● **To do**
Determine the count of lines holding "Aktywa" and give that count alone.

= = = = =

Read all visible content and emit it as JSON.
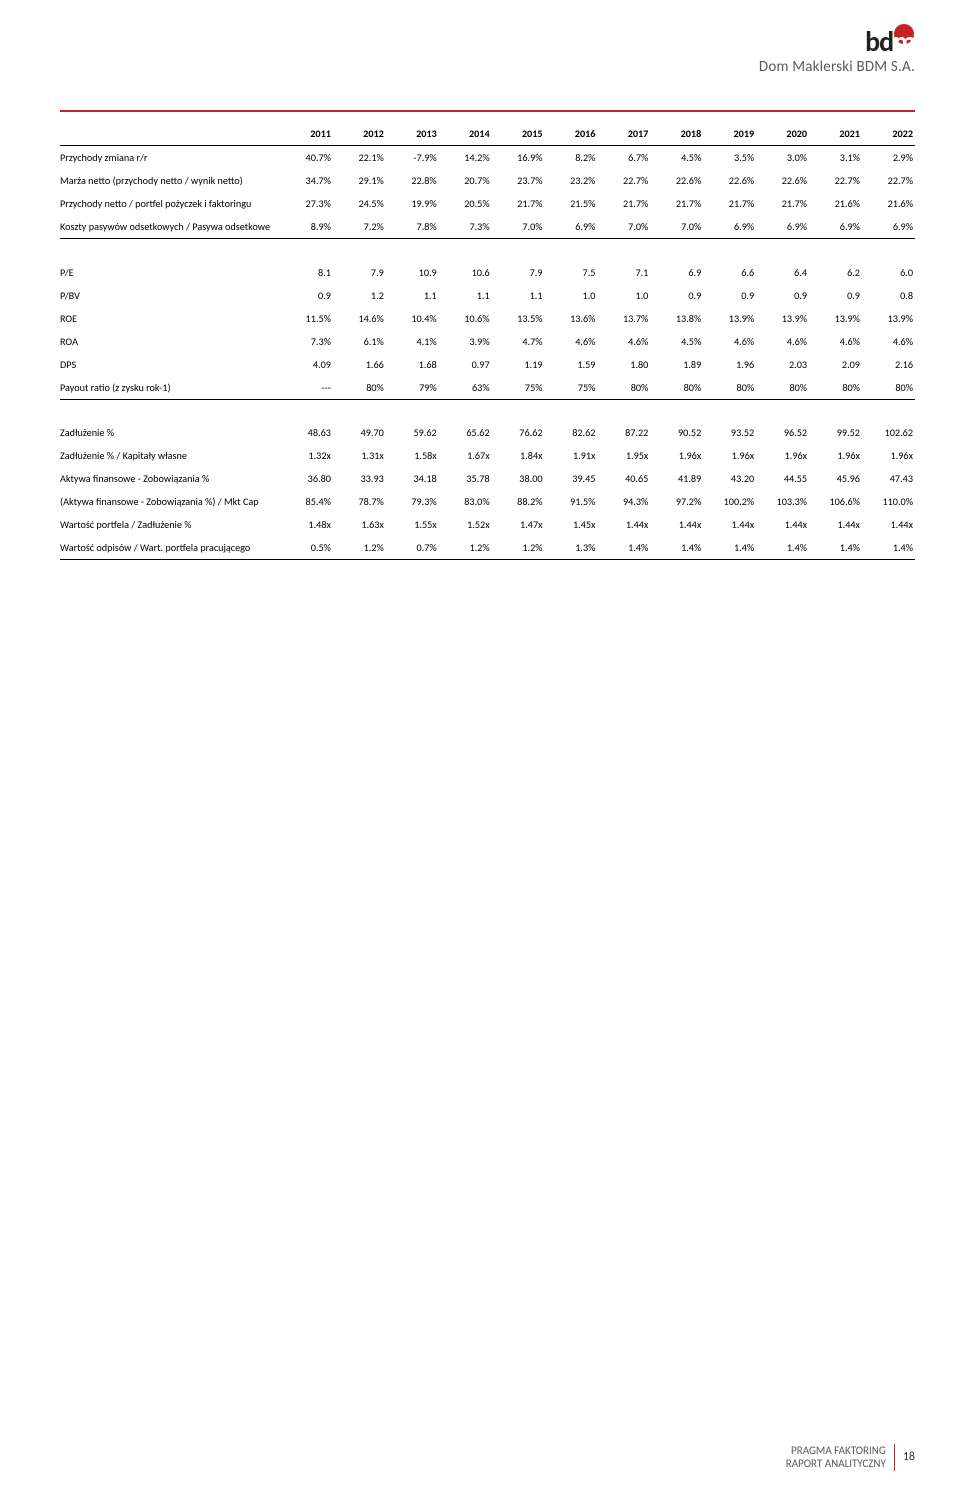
{
  "logo": {
    "text_bd": "bd",
    "text_m": "m",
    "subtitle": "Dom Maklerski BDM S.A."
  },
  "years": [
    "2011",
    "2012",
    "2013",
    "2014",
    "2015",
    "2016",
    "2017",
    "2018",
    "2019",
    "2020",
    "2021",
    "2022"
  ],
  "sections": [
    {
      "rows": [
        {
          "label": "Przychody zmiana r/r",
          "v": [
            "40.7%",
            "22.1%",
            "-7.9%",
            "14.2%",
            "16.9%",
            "8.2%",
            "6.7%",
            "4.5%",
            "3.5%",
            "3.0%",
            "3.1%",
            "2.9%"
          ]
        },
        {
          "label": "Marża netto (przychody netto / wynik netto)",
          "v": [
            "34.7%",
            "29.1%",
            "22.8%",
            "20.7%",
            "23.7%",
            "23.2%",
            "22.7%",
            "22.6%",
            "22.6%",
            "22.6%",
            "22.7%",
            "22.7%"
          ]
        },
        {
          "label": "Przychody netto / portfel pożyczek i faktoringu",
          "v": [
            "27.3%",
            "24.5%",
            "19.9%",
            "20.5%",
            "21.7%",
            "21.5%",
            "21.7%",
            "21.7%",
            "21.7%",
            "21.7%",
            "21.6%",
            "21.6%"
          ]
        },
        {
          "label": "Koszty pasywów odsetkowych / Pasywa odsetkowe",
          "v": [
            "8.9%",
            "7.2%",
            "7.8%",
            "7.3%",
            "7.0%",
            "6.9%",
            "7.0%",
            "7.0%",
            "6.9%",
            "6.9%",
            "6.9%",
            "6.9%"
          ]
        }
      ]
    },
    {
      "rows": [
        {
          "label": "P/E",
          "v": [
            "8.1",
            "7.9",
            "10.9",
            "10.6",
            "7.9",
            "7.5",
            "7.1",
            "6.9",
            "6.6",
            "6.4",
            "6.2",
            "6.0"
          ]
        },
        {
          "label": "P/BV",
          "v": [
            "0.9",
            "1.2",
            "1.1",
            "1.1",
            "1.1",
            "1.0",
            "1.0",
            "0.9",
            "0.9",
            "0.9",
            "0.9",
            "0.8"
          ]
        },
        {
          "label": "ROE",
          "v": [
            "11.5%",
            "14.6%",
            "10.4%",
            "10.6%",
            "13.5%",
            "13.6%",
            "13.7%",
            "13.8%",
            "13.9%",
            "13.9%",
            "13.9%",
            "13.9%"
          ]
        },
        {
          "label": "ROA",
          "v": [
            "7.3%",
            "6.1%",
            "4.1%",
            "3.9%",
            "4.7%",
            "4.6%",
            "4.6%",
            "4.5%",
            "4.6%",
            "4.6%",
            "4.6%",
            "4.6%"
          ]
        },
        {
          "label": "DPS",
          "v": [
            "4.09",
            "1.66",
            "1.68",
            "0.97",
            "1.19",
            "1.59",
            "1.80",
            "1.89",
            "1.96",
            "2.03",
            "2.09",
            "2.16"
          ]
        },
        {
          "label": "Payout ratio (z zysku rok-1)",
          "v": [
            "---",
            "80%",
            "79%",
            "63%",
            "75%",
            "75%",
            "80%",
            "80%",
            "80%",
            "80%",
            "80%",
            "80%"
          ]
        }
      ]
    },
    {
      "rows": [
        {
          "label": "Zadłużenie %",
          "v": [
            "48.63",
            "49.70",
            "59.62",
            "65.62",
            "76.62",
            "82.62",
            "87.22",
            "90.52",
            "93.52",
            "96.52",
            "99.52",
            "102.62"
          ]
        },
        {
          "label": "Zadłużenie % / Kapitały własne",
          "v": [
            "1.32x",
            "1.31x",
            "1.58x",
            "1.67x",
            "1.84x",
            "1.91x",
            "1.95x",
            "1.96x",
            "1.96x",
            "1.96x",
            "1.96x",
            "1.96x"
          ]
        },
        {
          "label": "Aktywa finansowe - Zobowiązania %",
          "v": [
            "36.80",
            "33.93",
            "34.18",
            "35.78",
            "38.00",
            "39.45",
            "40.65",
            "41.89",
            "43.20",
            "44.55",
            "45.96",
            "47.43"
          ]
        },
        {
          "label": "(Aktywa finansowe - Zobowiązania %) / Mkt Cap",
          "v": [
            "85.4%",
            "78.7%",
            "79.3%",
            "83.0%",
            "88.2%",
            "91.5%",
            "94.3%",
            "97.2%",
            "100.2%",
            "103.3%",
            "106.6%",
            "110.0%"
          ]
        },
        {
          "label": "Wartość portfela / Zadłużenie %",
          "v": [
            "1.48x",
            "1.63x",
            "1.55x",
            "1.52x",
            "1.47x",
            "1.45x",
            "1.44x",
            "1.44x",
            "1.44x",
            "1.44x",
            "1.44x",
            "1.44x"
          ]
        },
        {
          "label": "Wartość odpisów / Wart. portfela pracującego",
          "v": [
            "0.5%",
            "1.2%",
            "0.7%",
            "1.2%",
            "1.2%",
            "1.3%",
            "1.4%",
            "1.4%",
            "1.4%",
            "1.4%",
            "1.4%",
            "1.4%"
          ]
        }
      ]
    }
  ],
  "footer": {
    "line1": "PRAGMA FAKTORING",
    "line2": "RAPORT ANALITYCZNY",
    "page": "18"
  }
}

= = = = =

● **Answer to this problem**
2